### Set exercise
Check every line below for the string "What", and copy the lines that contain it.

Records that describe figures

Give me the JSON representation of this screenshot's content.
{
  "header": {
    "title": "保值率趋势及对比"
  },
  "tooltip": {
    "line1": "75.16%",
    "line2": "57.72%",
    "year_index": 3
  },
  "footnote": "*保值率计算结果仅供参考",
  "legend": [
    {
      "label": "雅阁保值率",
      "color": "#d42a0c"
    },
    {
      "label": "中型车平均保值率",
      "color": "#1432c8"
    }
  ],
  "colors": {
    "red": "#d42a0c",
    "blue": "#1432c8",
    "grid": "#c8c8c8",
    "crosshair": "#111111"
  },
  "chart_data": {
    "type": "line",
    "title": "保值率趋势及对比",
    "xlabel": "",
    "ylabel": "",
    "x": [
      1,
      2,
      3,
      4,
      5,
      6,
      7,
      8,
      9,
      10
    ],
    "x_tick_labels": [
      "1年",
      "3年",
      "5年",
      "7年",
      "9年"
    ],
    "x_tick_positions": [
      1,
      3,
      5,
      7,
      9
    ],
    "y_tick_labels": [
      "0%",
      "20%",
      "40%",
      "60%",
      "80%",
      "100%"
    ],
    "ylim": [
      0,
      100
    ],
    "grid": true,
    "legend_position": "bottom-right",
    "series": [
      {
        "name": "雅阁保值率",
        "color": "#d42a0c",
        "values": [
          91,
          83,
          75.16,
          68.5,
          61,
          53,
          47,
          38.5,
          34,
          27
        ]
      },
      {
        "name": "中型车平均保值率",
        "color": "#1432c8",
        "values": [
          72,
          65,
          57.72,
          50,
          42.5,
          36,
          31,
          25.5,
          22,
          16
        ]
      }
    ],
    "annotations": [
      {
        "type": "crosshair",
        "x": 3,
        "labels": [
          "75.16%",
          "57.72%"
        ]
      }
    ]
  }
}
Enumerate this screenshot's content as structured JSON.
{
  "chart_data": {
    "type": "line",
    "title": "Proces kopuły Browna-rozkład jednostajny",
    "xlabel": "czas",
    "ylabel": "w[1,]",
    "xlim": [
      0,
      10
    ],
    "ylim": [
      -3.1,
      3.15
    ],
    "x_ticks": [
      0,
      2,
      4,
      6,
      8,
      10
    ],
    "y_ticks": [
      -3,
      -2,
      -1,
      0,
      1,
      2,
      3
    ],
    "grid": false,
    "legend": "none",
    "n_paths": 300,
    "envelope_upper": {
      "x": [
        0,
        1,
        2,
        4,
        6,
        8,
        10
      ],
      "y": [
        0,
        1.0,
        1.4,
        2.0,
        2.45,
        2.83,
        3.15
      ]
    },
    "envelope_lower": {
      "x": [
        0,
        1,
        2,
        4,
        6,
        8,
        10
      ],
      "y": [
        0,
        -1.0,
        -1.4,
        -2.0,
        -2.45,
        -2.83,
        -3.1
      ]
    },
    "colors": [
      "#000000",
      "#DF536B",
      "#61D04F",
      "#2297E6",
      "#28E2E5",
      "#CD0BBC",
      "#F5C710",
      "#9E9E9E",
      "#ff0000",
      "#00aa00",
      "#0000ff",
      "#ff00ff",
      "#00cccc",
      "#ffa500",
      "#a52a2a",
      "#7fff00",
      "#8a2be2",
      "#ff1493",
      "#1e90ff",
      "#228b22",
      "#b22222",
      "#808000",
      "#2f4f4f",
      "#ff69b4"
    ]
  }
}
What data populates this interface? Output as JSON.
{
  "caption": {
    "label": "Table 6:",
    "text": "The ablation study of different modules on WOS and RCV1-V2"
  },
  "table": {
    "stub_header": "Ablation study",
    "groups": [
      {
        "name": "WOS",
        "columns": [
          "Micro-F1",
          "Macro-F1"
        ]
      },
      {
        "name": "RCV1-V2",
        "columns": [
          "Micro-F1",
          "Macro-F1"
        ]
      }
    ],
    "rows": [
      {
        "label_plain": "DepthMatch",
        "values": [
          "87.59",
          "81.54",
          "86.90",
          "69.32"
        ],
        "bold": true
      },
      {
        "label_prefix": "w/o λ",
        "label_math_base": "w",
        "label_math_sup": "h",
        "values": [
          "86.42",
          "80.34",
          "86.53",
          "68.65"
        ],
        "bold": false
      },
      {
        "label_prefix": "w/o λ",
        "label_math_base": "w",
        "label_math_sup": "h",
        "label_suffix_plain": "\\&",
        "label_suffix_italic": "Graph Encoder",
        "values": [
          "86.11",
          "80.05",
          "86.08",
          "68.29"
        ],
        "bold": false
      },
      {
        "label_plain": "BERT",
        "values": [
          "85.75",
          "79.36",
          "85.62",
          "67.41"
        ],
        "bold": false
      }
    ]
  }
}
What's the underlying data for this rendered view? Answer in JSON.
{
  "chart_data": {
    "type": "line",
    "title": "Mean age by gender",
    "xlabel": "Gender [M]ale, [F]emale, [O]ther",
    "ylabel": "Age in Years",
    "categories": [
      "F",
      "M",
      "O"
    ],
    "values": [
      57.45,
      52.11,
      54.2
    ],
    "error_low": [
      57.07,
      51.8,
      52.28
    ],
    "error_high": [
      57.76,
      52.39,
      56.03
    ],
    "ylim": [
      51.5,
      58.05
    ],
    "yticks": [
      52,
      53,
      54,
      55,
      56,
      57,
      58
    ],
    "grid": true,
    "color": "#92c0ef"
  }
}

### Written solution
What data populates this interface? Output as JSON.
What's the underlying data for this rendered view? Answer in JSON.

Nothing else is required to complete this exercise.